Data items —
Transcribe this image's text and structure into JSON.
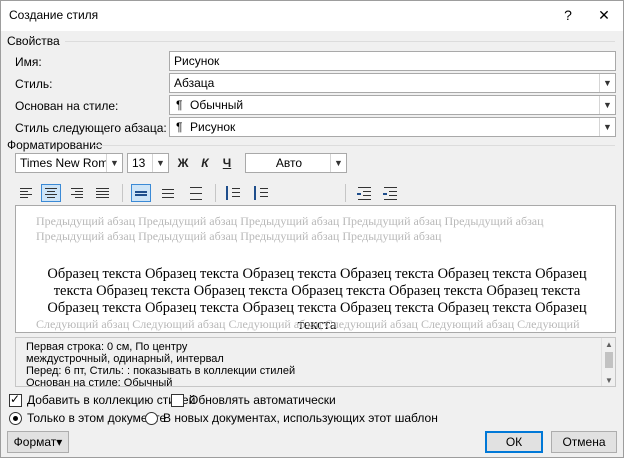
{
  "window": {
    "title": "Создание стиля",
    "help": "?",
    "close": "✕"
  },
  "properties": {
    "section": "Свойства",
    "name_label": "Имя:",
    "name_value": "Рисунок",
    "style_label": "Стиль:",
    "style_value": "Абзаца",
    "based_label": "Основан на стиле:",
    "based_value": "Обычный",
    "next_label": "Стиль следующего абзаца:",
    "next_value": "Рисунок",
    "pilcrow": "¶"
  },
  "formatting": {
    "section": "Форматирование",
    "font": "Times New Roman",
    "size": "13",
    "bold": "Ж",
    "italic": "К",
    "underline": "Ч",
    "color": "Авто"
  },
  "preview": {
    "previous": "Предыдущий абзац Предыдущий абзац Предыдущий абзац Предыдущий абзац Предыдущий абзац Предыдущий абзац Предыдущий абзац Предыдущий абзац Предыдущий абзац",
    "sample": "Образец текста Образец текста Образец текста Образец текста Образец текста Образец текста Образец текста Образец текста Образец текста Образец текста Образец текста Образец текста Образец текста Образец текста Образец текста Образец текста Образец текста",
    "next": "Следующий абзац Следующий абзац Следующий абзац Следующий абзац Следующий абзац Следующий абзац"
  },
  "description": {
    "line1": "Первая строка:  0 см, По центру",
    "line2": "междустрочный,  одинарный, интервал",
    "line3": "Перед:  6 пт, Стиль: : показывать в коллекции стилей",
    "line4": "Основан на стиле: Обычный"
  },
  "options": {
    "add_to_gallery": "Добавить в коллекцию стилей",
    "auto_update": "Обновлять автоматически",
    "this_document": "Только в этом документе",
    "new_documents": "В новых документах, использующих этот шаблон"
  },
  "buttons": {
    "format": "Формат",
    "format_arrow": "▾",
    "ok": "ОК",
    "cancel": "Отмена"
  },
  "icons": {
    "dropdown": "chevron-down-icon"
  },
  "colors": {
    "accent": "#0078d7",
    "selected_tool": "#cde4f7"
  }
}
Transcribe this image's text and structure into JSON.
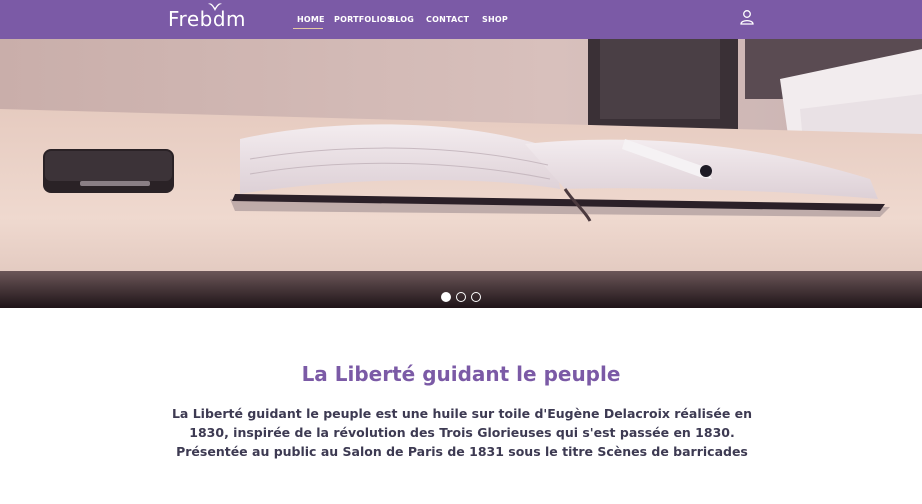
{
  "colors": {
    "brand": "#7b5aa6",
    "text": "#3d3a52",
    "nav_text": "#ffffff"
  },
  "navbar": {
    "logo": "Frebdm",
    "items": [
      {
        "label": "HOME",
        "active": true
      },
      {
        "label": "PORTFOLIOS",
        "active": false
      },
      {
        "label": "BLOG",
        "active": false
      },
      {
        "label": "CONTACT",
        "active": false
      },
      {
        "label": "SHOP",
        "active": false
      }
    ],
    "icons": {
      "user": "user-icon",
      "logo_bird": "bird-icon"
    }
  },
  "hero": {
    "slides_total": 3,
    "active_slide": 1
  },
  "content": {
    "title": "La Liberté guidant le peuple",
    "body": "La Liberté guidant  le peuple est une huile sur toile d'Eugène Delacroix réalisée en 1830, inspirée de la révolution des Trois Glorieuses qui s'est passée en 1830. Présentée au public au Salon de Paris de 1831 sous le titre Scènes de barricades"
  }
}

REQUEST — Copy out every line in the listing where the word "Основан" appears.

FINISHED EXERCISE —
    "based_label": "Основан на стиле:",
    "line4": "Основан на стиле: Обычный"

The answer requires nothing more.